### Extracted data
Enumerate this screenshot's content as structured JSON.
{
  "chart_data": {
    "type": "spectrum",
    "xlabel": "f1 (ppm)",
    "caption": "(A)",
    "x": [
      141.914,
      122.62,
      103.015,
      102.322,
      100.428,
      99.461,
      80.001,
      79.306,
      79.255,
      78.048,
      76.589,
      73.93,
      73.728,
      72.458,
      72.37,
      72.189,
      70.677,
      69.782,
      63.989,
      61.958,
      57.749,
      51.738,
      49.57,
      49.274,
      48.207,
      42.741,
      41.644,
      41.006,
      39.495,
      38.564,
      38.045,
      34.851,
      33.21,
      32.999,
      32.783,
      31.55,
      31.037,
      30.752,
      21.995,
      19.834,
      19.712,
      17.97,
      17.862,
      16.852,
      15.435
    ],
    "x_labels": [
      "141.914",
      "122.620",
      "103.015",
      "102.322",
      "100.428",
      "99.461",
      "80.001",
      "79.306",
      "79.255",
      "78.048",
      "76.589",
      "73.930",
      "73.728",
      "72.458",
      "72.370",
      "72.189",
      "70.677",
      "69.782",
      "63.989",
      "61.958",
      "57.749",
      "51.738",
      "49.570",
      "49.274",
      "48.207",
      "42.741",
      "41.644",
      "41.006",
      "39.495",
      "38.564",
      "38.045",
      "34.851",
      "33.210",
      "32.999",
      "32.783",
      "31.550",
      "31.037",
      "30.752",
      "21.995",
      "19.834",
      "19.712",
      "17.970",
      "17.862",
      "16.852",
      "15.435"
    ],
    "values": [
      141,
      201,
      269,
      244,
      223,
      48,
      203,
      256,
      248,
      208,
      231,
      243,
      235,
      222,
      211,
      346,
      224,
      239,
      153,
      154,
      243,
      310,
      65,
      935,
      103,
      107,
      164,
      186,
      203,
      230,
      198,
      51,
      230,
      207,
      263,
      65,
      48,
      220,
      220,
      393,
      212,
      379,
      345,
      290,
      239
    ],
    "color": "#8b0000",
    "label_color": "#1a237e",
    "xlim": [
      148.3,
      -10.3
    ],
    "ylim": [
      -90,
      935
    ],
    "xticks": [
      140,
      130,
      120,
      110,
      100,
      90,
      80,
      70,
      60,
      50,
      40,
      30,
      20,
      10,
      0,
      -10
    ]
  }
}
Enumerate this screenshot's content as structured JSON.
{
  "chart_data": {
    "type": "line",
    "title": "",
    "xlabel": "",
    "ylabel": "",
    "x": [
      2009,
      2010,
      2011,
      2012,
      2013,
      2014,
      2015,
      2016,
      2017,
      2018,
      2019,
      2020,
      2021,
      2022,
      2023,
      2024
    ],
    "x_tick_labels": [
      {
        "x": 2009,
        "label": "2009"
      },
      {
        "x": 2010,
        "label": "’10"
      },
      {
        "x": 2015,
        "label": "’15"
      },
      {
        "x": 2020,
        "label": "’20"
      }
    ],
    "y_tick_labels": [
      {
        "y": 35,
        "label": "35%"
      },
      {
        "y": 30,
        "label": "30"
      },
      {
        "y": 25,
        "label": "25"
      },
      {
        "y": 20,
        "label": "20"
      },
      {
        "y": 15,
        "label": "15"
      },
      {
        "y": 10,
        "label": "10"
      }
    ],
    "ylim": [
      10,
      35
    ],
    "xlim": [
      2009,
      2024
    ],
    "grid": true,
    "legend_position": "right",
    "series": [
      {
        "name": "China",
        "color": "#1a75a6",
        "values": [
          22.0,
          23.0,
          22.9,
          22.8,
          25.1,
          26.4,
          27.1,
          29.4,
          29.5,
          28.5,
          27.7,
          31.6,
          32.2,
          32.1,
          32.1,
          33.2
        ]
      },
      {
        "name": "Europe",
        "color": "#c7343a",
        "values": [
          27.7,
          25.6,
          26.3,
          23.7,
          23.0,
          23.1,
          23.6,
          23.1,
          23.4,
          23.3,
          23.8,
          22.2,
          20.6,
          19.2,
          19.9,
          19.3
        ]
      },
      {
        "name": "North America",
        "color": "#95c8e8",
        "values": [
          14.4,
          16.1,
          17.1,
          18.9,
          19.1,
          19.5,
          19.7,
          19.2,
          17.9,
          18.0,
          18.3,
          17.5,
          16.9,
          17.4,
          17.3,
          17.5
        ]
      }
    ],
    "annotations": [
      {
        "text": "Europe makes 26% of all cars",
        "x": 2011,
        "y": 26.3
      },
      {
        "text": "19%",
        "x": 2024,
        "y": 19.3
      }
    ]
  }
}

### What you need to do
Copy the records above exactly.

### Solution
Enumerate this screenshot's content as structured JSON.
{
  "chart_data": {
    "type": "spectrum",
    "xlabel": "f1 (ppm)",
    "caption": "(A)",
    "x": [
      141.914,
      122.62,
      103.015,
      102.322,
      100.428,
      99.461,
      80.001,
      79.306,
      79.255,
      78.048,
      76.589,
      73.93,
      73.728,
      72.458,
      72.37,
      72.189,
      70.677,
      69.782,
      63.989,
      61.958,
      57.749,
      51.738,
      49.57,
      49.274,
      48.207,
      42.741,
      41.644,
      41.006,
      39.495,
      38.564,
      38.045,
      34.851,
      33.21,
      32.999,
      32.783,
      31.55,
      31.037,
      30.752,
      21.995,
      19.834,
      19.712,
      17.97,
      17.862,
      16.852,
      15.435
    ],
    "x_labels": [
      "141.914",
      "122.620",
      "103.015",
      "102.322",
      "100.428",
      "99.461",
      "80.001",
      "79.306",
      "79.255",
      "78.048",
      "76.589",
      "73.930",
      "73.728",
      "72.458",
      "72.370",
      "72.189",
      "70.677",
      "69.782",
      "63.989",
      "61.958",
      "57.749",
      "51.738",
      "49.570",
      "49.274",
      "48.207",
      "42.741",
      "41.644",
      "41.006",
      "39.495",
      "38.564",
      "38.045",
      "34.851",
      "33.210",
      "32.999",
      "32.783",
      "31.550",
      "31.037",
      "30.752",
      "21.995",
      "19.834",
      "19.712",
      "17.970",
      "17.862",
      "16.852",
      "15.435"
    ],
    "values": [
      141,
      201,
      269,
      244,
      223,
      48,
      203,
      256,
      248,
      208,
      231,
      243,
      235,
      222,
      211,
      346,
      224,
      239,
      153,
      154,
      243,
      310,
      65,
      935,
      103,
      107,
      164,
      186,
      203,
      230,
      198,
      51,
      230,
      207,
      263,
      65,
      48,
      220,
      220,
      393,
      212,
      379,
      345,
      290,
      239
    ],
    "color": "#8b0000",
    "label_color": "#1a237e",
    "xlim": [
      148.3,
      -10.3
    ],
    "ylim": [
      -90,
      935
    ],
    "xticks": [
      140,
      130,
      120,
      110,
      100,
      90,
      80,
      70,
      60,
      50,
      40,
      30,
      20,
      10,
      0,
      -10
    ]
  }
}
Enumerate this screenshot's content as structured JSON.
{
  "chart_data": {
    "type": "line",
    "title": "",
    "xlabel": "",
    "ylabel": "",
    "x": [
      2009,
      2010,
      2011,
      2012,
      2013,
      2014,
      2015,
      2016,
      2017,
      2018,
      2019,
      2020,
      2021,
      2022,
      2023,
      2024
    ],
    "x_tick_labels": [
      {
        "x": 2009,
        "label": "2009"
      },
      {
        "x": 2010,
        "label": "’10"
      },
      {
        "x": 2015,
        "label": "’15"
      },
      {
        "x": 2020,
        "label": "’20"
      }
    ],
    "y_tick_labels": [
      {
        "y": 35,
        "label": "35%"
      },
      {
        "y": 30,
        "label": "30"
      },
      {
        "y": 25,
        "label": "25"
      },
      {
        "y": 20,
        "label": "20"
      },
      {
        "y": 15,
        "label": "15"
      },
      {
        "y": 10,
        "label": "10"
      }
    ],
    "ylim": [
      10,
      35
    ],
    "xlim": [
      2009,
      2024
    ],
    "grid": true,
    "legend_position": "right",
    "series": [
      {
        "name": "China",
        "color": "#1a75a6",
        "values": [
          22.0,
          23.0,
          22.9,
          22.8,
          25.1,
          26.4,
          27.1,
          29.4,
          29.5,
          28.5,
          27.7,
          31.6,
          32.2,
          32.1,
          32.1,
          33.2
        ]
      },
      {
        "name": "Europe",
        "color": "#c7343a",
        "values": [
          27.7,
          25.6,
          26.3,
          23.7,
          23.0,
          23.1,
          23.6,
          23.1,
          23.4,
          23.3,
          23.8,
          22.2,
          20.6,
          19.2,
          19.9,
          19.3
        ]
      },
      {
        "name": "North America",
        "color": "#95c8e8",
        "values": [
          14.4,
          16.1,
          17.1,
          18.9,
          19.1,
          19.5,
          19.7,
          19.2,
          17.9,
          18.0,
          18.3,
          17.5,
          16.9,
          17.4,
          17.3,
          17.5
        ]
      }
    ],
    "annotations": [
      {
        "text": "Europe makes 26% of all cars",
        "x": 2011,
        "y": 26.3
      },
      {
        "text": "19%",
        "x": 2024,
        "y": 19.3
      }
    ]
  }
}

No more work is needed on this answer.